• **Written instruction**
Check each line of the records below for the word "minute" and copy those where it appears.

(Dataset items)
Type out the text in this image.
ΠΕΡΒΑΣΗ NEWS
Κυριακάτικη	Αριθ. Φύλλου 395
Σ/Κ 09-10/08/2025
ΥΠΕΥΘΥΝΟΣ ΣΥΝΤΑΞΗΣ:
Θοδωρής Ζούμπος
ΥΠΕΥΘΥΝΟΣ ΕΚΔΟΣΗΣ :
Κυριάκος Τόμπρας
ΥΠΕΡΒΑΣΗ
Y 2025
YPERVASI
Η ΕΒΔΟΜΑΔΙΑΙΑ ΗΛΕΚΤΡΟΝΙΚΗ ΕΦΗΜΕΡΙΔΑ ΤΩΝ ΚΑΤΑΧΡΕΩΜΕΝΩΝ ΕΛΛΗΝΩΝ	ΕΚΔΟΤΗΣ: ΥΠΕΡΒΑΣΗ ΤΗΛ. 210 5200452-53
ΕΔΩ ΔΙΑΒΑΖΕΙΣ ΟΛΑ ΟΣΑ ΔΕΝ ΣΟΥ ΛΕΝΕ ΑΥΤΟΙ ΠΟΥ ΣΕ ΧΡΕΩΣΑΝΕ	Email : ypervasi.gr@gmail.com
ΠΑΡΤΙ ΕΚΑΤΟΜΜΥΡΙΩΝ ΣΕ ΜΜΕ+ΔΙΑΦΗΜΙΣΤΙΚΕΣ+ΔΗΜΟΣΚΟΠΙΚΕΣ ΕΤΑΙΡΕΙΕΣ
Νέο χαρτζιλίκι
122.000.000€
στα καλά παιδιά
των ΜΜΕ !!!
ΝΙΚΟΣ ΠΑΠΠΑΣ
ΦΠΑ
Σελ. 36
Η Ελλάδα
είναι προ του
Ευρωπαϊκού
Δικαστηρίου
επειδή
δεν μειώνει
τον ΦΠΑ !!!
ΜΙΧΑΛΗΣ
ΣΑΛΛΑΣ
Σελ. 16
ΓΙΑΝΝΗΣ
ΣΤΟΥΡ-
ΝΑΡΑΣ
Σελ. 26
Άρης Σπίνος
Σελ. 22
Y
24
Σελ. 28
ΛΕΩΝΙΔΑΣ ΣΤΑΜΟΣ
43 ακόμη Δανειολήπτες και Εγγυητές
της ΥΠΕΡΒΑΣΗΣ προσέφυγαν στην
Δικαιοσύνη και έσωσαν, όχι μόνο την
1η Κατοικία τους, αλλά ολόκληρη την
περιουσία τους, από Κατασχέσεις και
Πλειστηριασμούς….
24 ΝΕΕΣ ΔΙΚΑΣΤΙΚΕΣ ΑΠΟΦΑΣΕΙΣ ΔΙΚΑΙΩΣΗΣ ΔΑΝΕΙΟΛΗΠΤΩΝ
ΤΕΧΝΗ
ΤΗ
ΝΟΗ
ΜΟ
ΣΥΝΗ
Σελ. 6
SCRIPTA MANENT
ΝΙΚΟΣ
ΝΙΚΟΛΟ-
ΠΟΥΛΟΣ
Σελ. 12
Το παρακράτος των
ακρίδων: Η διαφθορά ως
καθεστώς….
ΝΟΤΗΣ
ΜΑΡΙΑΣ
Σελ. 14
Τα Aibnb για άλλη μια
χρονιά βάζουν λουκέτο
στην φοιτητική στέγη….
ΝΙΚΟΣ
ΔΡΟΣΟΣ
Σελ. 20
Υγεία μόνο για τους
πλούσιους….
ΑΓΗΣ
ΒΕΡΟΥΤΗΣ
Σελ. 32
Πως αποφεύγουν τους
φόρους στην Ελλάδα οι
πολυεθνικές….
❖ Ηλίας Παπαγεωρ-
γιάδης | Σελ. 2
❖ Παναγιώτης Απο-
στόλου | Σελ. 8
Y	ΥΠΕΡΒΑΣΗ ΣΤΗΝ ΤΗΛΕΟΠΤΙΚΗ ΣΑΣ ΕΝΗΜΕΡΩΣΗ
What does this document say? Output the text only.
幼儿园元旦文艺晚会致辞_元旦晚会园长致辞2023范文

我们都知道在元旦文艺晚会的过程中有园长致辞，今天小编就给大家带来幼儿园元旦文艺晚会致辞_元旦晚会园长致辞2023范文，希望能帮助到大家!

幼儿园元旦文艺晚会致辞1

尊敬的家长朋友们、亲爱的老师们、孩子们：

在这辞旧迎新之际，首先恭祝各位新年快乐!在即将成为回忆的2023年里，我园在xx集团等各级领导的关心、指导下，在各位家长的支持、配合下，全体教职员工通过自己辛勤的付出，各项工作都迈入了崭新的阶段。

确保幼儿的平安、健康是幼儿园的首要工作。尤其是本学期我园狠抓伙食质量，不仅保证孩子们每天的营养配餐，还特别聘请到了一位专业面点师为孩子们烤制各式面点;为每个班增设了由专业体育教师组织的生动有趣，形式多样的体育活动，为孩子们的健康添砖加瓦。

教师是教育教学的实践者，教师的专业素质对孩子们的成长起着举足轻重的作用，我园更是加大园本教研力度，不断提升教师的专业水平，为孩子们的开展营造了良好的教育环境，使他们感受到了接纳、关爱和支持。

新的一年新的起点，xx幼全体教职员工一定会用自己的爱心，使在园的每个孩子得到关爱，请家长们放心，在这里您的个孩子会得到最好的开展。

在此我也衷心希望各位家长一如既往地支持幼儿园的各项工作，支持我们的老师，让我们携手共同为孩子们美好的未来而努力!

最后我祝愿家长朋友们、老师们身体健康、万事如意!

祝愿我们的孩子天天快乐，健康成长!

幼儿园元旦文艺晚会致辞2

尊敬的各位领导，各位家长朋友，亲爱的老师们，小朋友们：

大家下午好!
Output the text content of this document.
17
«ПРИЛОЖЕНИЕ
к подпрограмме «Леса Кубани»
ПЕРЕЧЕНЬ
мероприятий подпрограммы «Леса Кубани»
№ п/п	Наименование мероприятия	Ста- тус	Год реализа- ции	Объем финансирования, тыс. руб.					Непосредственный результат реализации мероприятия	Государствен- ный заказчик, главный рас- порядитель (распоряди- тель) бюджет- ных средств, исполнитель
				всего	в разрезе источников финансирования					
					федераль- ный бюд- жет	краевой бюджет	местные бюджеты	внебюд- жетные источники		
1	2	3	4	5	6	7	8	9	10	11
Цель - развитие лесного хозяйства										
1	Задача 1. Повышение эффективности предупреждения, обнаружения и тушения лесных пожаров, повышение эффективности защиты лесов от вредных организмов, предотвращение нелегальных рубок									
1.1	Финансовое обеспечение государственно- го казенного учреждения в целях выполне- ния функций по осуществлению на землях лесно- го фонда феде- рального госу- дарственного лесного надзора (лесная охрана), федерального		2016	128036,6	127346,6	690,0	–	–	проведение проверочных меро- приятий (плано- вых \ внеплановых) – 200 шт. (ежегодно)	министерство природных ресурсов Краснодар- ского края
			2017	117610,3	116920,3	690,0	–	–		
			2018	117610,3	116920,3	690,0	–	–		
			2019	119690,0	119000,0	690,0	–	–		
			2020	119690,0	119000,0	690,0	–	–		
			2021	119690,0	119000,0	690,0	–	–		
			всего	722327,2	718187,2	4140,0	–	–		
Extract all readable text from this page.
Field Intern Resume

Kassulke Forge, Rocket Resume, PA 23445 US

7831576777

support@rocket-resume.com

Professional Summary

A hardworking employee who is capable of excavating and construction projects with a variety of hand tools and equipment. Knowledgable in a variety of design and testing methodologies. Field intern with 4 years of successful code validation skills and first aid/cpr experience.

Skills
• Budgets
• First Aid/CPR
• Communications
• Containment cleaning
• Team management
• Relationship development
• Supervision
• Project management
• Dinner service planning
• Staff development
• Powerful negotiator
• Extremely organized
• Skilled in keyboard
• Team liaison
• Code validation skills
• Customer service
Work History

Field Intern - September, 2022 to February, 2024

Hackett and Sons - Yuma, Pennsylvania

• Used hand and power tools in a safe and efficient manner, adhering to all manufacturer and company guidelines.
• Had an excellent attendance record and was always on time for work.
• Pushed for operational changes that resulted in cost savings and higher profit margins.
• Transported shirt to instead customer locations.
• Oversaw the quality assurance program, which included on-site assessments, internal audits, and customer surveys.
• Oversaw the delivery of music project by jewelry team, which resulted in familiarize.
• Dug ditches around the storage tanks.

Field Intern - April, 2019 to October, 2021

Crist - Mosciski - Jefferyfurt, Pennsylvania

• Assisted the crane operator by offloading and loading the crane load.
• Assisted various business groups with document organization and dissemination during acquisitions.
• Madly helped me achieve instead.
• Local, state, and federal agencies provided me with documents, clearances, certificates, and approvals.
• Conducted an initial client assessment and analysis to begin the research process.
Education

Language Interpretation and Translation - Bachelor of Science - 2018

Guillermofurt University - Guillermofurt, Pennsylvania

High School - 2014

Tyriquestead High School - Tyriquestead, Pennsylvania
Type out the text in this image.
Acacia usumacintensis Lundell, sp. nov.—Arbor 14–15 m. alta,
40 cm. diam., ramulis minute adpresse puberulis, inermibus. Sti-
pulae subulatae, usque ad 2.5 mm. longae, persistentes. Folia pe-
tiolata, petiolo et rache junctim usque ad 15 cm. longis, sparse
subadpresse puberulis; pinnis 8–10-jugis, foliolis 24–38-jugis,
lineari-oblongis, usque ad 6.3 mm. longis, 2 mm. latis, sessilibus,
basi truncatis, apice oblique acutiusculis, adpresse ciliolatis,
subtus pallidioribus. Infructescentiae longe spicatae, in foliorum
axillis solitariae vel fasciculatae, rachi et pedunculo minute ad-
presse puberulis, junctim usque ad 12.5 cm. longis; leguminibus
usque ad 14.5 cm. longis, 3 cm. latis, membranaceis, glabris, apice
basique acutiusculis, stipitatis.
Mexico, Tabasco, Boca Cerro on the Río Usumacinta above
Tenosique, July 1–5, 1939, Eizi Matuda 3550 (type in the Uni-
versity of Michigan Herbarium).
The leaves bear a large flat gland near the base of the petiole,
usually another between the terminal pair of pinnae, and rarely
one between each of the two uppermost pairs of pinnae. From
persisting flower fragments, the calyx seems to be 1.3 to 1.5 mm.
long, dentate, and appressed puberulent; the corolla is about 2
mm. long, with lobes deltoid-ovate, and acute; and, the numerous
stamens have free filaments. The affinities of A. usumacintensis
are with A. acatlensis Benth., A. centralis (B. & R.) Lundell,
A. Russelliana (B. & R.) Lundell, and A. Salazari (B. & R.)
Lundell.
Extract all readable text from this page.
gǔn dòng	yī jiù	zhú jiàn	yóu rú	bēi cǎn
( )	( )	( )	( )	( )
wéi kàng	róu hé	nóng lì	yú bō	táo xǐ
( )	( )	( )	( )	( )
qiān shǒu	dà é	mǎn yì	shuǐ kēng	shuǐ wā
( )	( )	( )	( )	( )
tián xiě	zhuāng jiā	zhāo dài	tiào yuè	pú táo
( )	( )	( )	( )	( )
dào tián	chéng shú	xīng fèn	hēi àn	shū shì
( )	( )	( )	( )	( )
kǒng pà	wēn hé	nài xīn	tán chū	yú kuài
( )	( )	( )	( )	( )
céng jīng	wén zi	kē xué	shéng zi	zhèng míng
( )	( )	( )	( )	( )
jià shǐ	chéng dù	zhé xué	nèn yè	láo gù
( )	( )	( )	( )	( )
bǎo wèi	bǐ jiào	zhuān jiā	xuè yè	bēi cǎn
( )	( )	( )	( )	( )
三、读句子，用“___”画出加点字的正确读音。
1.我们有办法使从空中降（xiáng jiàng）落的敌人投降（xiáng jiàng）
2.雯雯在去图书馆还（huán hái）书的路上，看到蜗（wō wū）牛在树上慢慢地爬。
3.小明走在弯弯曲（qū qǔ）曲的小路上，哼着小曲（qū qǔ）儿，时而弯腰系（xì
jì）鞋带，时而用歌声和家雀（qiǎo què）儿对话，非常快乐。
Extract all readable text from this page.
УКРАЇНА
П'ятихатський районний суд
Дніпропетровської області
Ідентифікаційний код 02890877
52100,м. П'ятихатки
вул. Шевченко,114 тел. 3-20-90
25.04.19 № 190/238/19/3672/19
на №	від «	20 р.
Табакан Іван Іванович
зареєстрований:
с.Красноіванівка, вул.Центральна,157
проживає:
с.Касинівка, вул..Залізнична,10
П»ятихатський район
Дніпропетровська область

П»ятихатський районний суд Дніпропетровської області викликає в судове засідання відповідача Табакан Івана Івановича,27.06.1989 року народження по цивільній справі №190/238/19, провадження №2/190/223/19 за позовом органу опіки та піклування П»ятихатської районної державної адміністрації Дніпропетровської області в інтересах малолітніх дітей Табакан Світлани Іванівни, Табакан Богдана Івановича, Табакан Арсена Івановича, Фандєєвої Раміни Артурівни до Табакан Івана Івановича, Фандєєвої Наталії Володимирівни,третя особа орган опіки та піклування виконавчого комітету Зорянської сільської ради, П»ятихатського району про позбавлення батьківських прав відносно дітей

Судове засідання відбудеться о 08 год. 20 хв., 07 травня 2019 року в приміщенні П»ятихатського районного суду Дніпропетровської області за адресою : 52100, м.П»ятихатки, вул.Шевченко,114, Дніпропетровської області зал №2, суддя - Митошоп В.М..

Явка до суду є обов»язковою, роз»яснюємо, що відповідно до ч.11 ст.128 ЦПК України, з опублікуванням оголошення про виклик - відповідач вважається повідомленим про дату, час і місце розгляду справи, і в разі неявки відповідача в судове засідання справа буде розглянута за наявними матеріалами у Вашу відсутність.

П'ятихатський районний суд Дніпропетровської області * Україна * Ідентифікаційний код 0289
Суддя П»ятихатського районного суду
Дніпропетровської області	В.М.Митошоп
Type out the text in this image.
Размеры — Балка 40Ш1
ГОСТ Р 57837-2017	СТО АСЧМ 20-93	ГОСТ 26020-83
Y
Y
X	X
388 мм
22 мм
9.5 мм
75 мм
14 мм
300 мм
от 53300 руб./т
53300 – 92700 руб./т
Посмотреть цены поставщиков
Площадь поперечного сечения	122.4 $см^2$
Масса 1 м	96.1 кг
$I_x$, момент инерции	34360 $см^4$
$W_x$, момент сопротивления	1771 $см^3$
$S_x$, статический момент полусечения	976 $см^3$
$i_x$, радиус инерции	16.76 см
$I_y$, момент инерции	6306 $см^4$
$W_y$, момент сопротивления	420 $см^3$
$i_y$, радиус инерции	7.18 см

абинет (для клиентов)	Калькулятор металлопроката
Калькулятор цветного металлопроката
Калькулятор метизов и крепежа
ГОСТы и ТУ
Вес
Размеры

• **Output of the task**
40 cm. diam., ramulis minute adpresse puberulis, inermibus. Sti-
axillis solitariae vel fasciculatae, rachi et pedunculo minute ad-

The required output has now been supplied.